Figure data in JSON
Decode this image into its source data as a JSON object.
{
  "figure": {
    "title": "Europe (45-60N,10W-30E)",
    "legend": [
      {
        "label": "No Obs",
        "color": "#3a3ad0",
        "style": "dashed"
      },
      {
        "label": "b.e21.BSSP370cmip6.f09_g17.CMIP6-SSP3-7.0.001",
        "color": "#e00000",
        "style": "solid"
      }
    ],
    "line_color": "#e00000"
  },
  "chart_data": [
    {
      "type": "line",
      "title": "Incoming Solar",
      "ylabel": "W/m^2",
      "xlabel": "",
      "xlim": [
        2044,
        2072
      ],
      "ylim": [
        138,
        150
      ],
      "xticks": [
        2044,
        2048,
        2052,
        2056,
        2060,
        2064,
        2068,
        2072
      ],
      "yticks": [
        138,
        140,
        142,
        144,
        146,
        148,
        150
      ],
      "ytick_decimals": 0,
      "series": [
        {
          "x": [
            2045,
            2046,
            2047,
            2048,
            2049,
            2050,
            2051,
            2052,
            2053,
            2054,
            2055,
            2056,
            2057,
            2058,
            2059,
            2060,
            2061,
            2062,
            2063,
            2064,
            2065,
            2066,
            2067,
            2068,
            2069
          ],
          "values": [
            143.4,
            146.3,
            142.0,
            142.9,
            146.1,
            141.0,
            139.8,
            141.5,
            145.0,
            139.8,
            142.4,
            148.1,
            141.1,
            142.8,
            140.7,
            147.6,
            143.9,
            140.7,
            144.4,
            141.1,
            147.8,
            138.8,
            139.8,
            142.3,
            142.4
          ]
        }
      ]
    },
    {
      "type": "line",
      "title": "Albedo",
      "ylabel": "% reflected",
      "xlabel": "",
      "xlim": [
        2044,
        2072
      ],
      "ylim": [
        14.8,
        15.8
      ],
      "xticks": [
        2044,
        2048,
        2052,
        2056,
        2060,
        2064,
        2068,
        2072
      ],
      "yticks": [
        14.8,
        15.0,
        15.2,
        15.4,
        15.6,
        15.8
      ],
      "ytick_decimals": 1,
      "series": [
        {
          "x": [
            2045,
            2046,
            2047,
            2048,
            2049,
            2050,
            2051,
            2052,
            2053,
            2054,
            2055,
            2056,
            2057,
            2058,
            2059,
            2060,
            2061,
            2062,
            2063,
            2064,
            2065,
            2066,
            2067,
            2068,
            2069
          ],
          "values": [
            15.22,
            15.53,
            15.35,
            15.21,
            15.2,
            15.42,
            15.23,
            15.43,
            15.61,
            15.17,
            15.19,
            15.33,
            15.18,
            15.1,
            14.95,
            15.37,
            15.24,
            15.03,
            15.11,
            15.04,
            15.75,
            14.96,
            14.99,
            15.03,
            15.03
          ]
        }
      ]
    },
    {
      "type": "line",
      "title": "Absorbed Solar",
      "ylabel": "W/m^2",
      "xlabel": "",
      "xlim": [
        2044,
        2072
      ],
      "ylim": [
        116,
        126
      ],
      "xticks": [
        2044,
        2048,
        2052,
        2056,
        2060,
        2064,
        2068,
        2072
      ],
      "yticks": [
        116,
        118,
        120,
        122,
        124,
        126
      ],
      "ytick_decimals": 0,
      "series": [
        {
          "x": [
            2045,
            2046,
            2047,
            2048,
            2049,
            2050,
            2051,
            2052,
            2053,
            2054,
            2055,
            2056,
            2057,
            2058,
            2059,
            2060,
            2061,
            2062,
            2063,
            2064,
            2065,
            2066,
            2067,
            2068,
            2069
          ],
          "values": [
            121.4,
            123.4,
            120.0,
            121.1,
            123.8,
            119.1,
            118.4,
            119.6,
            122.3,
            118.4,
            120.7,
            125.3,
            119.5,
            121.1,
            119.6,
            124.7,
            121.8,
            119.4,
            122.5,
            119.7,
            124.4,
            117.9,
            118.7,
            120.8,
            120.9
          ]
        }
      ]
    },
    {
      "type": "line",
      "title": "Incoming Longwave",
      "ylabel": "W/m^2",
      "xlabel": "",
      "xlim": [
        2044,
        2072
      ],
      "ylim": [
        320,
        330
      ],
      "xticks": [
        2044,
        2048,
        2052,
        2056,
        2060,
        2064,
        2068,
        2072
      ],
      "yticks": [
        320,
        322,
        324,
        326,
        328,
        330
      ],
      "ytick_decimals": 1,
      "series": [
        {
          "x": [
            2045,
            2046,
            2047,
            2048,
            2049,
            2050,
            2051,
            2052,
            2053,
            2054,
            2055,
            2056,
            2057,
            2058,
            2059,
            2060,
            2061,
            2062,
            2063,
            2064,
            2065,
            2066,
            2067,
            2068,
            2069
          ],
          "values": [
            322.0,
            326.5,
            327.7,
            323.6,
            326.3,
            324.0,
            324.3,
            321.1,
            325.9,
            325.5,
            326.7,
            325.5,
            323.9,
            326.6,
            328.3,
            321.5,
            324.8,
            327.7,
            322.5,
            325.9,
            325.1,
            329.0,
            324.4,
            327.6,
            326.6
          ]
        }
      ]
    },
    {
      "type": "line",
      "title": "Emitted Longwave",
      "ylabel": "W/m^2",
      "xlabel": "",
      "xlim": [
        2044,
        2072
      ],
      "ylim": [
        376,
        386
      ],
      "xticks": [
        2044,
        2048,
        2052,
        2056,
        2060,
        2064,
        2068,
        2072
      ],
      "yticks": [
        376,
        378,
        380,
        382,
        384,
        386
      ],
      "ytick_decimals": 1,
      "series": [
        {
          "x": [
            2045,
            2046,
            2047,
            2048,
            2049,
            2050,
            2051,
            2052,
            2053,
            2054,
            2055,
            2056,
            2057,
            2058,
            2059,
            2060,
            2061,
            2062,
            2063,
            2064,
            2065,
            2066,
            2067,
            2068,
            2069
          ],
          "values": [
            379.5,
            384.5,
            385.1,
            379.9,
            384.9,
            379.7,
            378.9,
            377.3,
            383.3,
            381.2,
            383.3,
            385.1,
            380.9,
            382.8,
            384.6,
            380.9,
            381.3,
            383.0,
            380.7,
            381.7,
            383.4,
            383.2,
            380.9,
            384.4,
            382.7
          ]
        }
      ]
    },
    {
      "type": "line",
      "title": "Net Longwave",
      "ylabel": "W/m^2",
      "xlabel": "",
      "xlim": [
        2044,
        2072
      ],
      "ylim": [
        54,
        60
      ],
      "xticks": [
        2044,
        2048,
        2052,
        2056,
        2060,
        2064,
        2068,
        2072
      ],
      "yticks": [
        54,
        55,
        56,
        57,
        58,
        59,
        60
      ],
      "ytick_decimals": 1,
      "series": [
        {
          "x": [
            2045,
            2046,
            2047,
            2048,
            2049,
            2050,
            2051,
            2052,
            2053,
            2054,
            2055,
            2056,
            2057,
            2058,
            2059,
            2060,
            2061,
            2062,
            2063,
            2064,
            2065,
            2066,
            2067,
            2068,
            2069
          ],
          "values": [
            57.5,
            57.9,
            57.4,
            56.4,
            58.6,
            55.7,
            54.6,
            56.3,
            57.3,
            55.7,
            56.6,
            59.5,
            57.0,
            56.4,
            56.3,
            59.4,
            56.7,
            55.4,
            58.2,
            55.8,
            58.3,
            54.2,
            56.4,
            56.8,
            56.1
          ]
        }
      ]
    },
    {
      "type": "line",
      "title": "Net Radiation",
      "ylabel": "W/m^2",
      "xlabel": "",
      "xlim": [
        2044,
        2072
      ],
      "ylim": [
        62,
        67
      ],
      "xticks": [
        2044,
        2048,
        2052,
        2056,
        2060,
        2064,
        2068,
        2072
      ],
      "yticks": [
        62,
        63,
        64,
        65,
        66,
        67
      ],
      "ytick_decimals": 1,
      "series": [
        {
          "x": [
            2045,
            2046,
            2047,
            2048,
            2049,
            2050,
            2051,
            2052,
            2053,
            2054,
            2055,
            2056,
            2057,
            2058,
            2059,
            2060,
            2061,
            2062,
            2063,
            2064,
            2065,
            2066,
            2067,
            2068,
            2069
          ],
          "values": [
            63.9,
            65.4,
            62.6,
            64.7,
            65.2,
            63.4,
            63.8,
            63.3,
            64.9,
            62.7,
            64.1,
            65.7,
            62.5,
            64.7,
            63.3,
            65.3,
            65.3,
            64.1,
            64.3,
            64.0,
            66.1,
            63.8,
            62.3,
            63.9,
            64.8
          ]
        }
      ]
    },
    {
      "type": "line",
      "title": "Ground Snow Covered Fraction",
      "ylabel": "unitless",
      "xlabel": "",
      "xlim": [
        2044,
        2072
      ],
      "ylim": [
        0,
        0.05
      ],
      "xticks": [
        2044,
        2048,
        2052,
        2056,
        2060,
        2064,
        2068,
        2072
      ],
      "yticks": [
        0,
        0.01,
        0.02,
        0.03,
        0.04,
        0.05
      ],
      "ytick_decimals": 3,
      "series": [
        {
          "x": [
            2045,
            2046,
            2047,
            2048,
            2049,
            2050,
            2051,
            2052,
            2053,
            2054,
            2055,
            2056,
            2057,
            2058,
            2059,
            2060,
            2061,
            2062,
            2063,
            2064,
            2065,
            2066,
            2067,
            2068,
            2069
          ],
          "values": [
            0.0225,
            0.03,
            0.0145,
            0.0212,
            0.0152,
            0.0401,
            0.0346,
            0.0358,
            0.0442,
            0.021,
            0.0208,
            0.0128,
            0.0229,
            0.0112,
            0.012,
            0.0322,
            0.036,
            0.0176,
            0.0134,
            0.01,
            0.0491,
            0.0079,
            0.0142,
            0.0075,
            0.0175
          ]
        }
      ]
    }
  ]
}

» **GIVEN PROBLEM**
Show the lines that mention the word "Solar".

» **COMPLETE OUTPUT**
      "title": "Incoming Solar",
      "title": "Absorbed Solar",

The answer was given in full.